### Data section

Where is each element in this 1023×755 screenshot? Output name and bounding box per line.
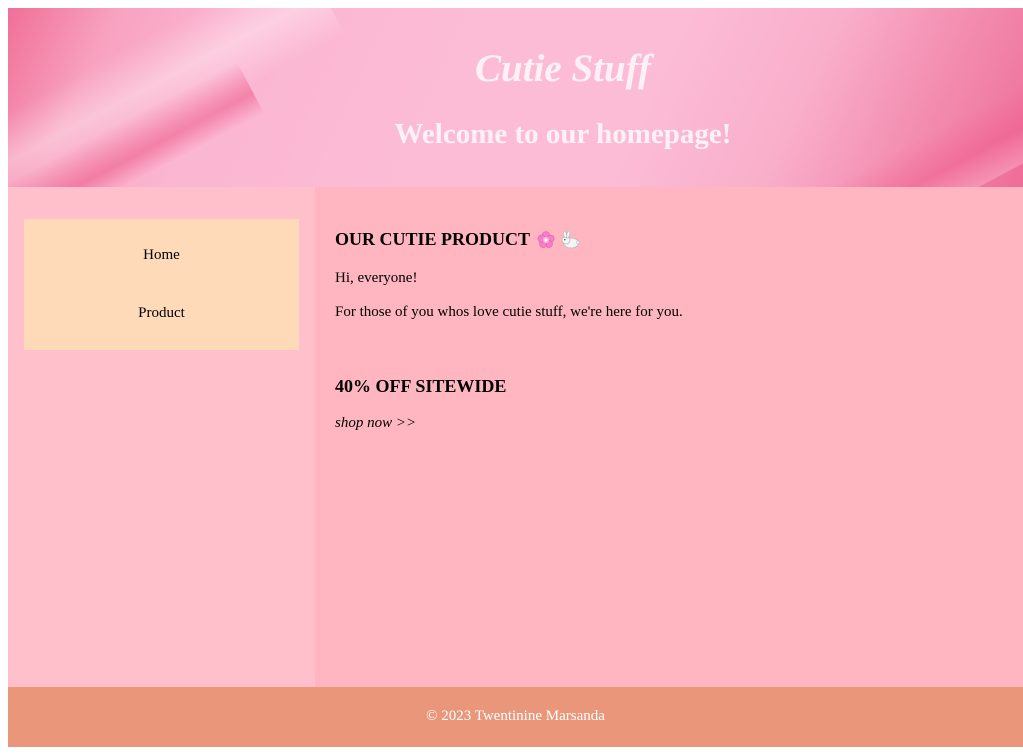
nav-item-home[interactable]: Home	[24, 247, 299, 264]
bunny-icon	[560, 230, 580, 249]
flower-icon	[537, 230, 555, 249]
sale-heading: 40% OFF SITEWIDE	[335, 376, 507, 396]
product-heading-text: OUR CUTIE PRODUCT	[335, 229, 531, 249]
copyright-text: © 2023 Twentinine Marsanda	[426, 708, 605, 724]
product-heading: OUR CUTIE PRODUCT	[335, 229, 580, 250]
sidebar: Home Product	[8, 187, 315, 687]
main-content: OUR CUTIE PRODUCT Hi, everyone! For thos…	[315, 187, 1023, 687]
site-title: Cutie Stuff	[475, 47, 651, 90]
footer: © 2023 Twentinine Marsanda	[8, 687, 1023, 747]
page: Cutie Stuff Welcome to our homepage! Hom…	[8, 8, 1023, 747]
intro-text: For those of you whos love cutie stuff, …	[335, 304, 683, 320]
shop-now-link[interactable]: shop now >>	[335, 415, 416, 432]
nav-item-product[interactable]: Product	[24, 305, 299, 322]
nav-menu: Home Product	[24, 219, 299, 350]
header-banner: Cutie Stuff Welcome to our homepage!	[8, 8, 1023, 187]
greeting-text: Hi, everyone!	[335, 270, 418, 286]
welcome-heading: Welcome to our homepage!	[394, 118, 732, 150]
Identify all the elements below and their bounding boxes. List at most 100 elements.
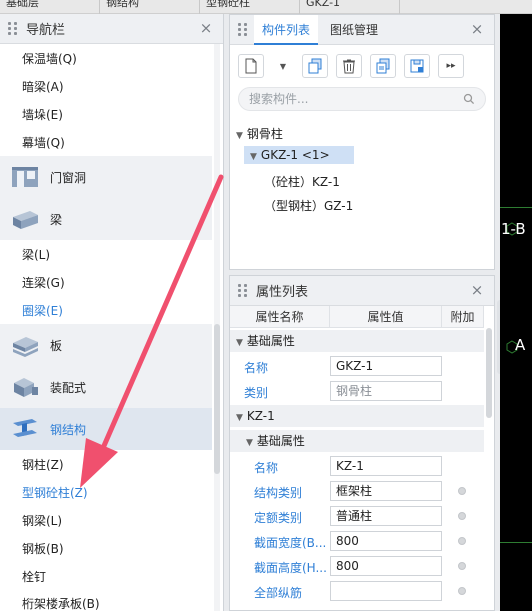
tree-node-steel-column[interactable]: （型钢柱）GZ-1	[264, 197, 353, 214]
attach-checkbox[interactable]	[458, 587, 466, 595]
nav-item-coupling-beam[interactable]: 连梁(G)	[22, 274, 65, 291]
group-label: 基础属性	[256, 434, 305, 448]
nav-item-curtain-wall[interactable]: 幕墙(Q)	[22, 134, 65, 151]
category-steel-structure[interactable]: 钢结构	[0, 408, 212, 450]
nav-close-icon[interactable]: ×	[199, 21, 213, 36]
attach-checkbox[interactable]	[458, 487, 466, 495]
caret-down-icon[interactable]: ▼	[236, 413, 243, 423]
tab-component-list[interactable]: 构件列表	[254, 15, 319, 45]
group-label: KZ-1	[246, 409, 275, 423]
tab-drawing-management[interactable]: 图纸管理	[322, 15, 386, 45]
nav-item-beam[interactable]: 梁(L)	[22, 246, 50, 263]
category-label: 板	[50, 338, 63, 353]
top-tab-3[interactable]: GKZ-1	[300, 0, 400, 14]
copy-component-button[interactable]	[302, 54, 328, 78]
double-chevron-right-icon: ▸▸	[446, 61, 456, 71]
new-dropdown-button[interactable]: ▼	[272, 54, 294, 78]
component-panel-close-icon[interactable]: ×	[470, 22, 484, 37]
nav-scroll-thumb[interactable]	[214, 324, 220, 474]
caret-down-icon[interactable]: ▼	[236, 338, 243, 348]
prop-label-structure-type: 结构类别	[254, 486, 303, 500]
grid-line	[500, 207, 532, 208]
axis-label-1b: 1-B	[501, 220, 526, 238]
group-kz1-basic[interactable]: ▼ 基础属性	[230, 430, 484, 452]
component-search-input[interactable]	[249, 91, 459, 107]
prefab-icon	[14, 378, 38, 397]
drag-handle-icon[interactable]	[236, 23, 250, 37]
top-tab-1[interactable]: 钢结构	[100, 0, 200, 14]
prop-value-all-rebar[interactable]	[330, 581, 442, 601]
delete-component-button[interactable]	[336, 54, 362, 78]
prop-label-section-height: 截面高度(H...	[254, 561, 327, 575]
attach-checkbox[interactable]	[458, 537, 466, 545]
property-scroll-thumb[interactable]	[486, 328, 492, 418]
slab-icon	[13, 337, 38, 357]
axis-label-a: A	[515, 336, 526, 354]
nav-item-truss-deck[interactable]: 桁架楼承板(B)	[22, 595, 100, 611]
nav-item-wall-pier[interactable]: 墙垛(E)	[22, 106, 63, 123]
app-window: 基础层 钢结构 型钢砼柱 GKZ-1 导航栏 × 保温墙(Q) 暗梁(A) 墙垛…	[0, 0, 532, 611]
prop-label-all-rebar: 全部纵筋	[254, 586, 303, 600]
attach-checkbox[interactable]	[458, 512, 466, 520]
property-list-panel: 属性列表 × 属性名称 属性值 附加 ▼ 基础属性 名称 GKZ-1 类别 钢骨柱…	[229, 275, 495, 611]
top-tab-2[interactable]: 型钢砼柱	[200, 0, 300, 14]
save-template-button[interactable]	[404, 54, 430, 78]
category-door-window[interactable]: 门窗洞	[0, 156, 212, 198]
prop-value-name[interactable]: GKZ-1	[330, 356, 442, 376]
prop-value-type: 钢骨柱	[330, 381, 442, 401]
more-tools-button[interactable]: ▸▸	[438, 54, 464, 78]
category-beam[interactable]: 梁	[0, 198, 212, 240]
top-tab-0[interactable]: 基础层	[0, 0, 100, 14]
grid-line	[500, 542, 532, 543]
group-basic-properties[interactable]: ▼ 基础属性	[230, 330, 484, 352]
category-prefab[interactable]: 装配式	[0, 366, 212, 408]
prop-value-section-height[interactable]: 800	[330, 556, 442, 576]
prop-label-section-width: 截面宽度(B...	[254, 536, 327, 550]
chevron-down-icon: ▼	[279, 61, 287, 71]
drag-handle-icon[interactable]	[6, 22, 20, 36]
caret-down-icon[interactable]: ▼	[236, 131, 243, 141]
prop-label-kz-name: 名称	[254, 461, 279, 475]
prop-value-section-width[interactable]: 800	[330, 531, 442, 551]
layer-copy-button[interactable]	[370, 54, 396, 78]
prop-value-quota-type[interactable]: 普通柱	[330, 506, 442, 526]
prop-value-kz-name[interactable]: KZ-1	[330, 456, 442, 476]
nav-item-insulation-wall[interactable]: 保温墙(Q)	[22, 50, 77, 67]
property-panel-title: 属性列表	[256, 285, 309, 300]
category-slab[interactable]: 板	[0, 324, 212, 366]
nav-item-steel-column[interactable]: 钢柱(Z)	[22, 456, 64, 473]
caret-down-icon[interactable]: ▼	[250, 152, 257, 162]
layer-copy-icon	[376, 58, 390, 74]
tree-node-label: GKZ-1 <1>	[260, 148, 330, 162]
nav-item-steel-beam[interactable]: 钢梁(L)	[22, 512, 62, 529]
caret-down-icon[interactable]: ▼	[246, 438, 253, 448]
nav-item-steel-concrete-column[interactable]: 型钢砼柱(Z)	[22, 484, 88, 501]
column-header-value: 属性值	[330, 306, 442, 328]
nav-item-steel-plate[interactable]: 钢板(B)	[22, 540, 64, 557]
attach-checkbox[interactable]	[458, 562, 466, 570]
prop-value-structure-type[interactable]: 框架柱	[330, 481, 442, 501]
nav-item-ring-beam[interactable]: 圈梁(E)	[22, 302, 63, 319]
group-kz1[interactable]: ▼ KZ-1	[230, 405, 484, 427]
component-toolbar: ▼ ▸▸	[238, 53, 464, 79]
nav-item-stud[interactable]: 栓钉	[22, 568, 46, 585]
tree-node-selected[interactable]: ▼ GKZ-1 <1>	[244, 146, 354, 164]
group-label: 基础属性	[246, 334, 295, 348]
top-tab-strip: 基础层 钢结构 型钢砼柱 GKZ-1	[0, 0, 532, 14]
beam-icon	[13, 211, 38, 229]
property-panel-close-icon[interactable]: ×	[470, 283, 484, 298]
nav-scrollbar[interactable]	[214, 44, 220, 611]
tree-node-concrete-column[interactable]: （砼柱）KZ-1	[264, 173, 340, 190]
nav-header: 导航栏 ×	[0, 14, 223, 44]
category-label: 钢结构	[50, 422, 87, 437]
new-component-button[interactable]	[238, 54, 264, 78]
search-icon[interactable]	[463, 93, 475, 105]
nav-item-hidden-beam[interactable]: 暗梁(A)	[22, 78, 64, 95]
top-tab-label: 基础层	[6, 0, 39, 9]
top-tab-label: 钢结构	[106, 0, 139, 9]
drawing-canvas[interactable]: 1-B A	[500, 14, 532, 611]
nav-title: 导航栏	[26, 23, 66, 38]
tree-node-root[interactable]: ▼ 钢骨柱	[236, 125, 283, 142]
component-search[interactable]	[238, 87, 486, 111]
drag-handle-icon[interactable]	[236, 284, 250, 298]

### Problem description
Pick out every line in the listing above that contains the string "header".

### In response
header-banner: Cutie Stuff Welcome to our homepage!	[8, 8, 1023, 187]
column-header-value: 属性值	[330, 306, 442, 328]
nav-header: 导航栏 ×	[0, 14, 223, 44]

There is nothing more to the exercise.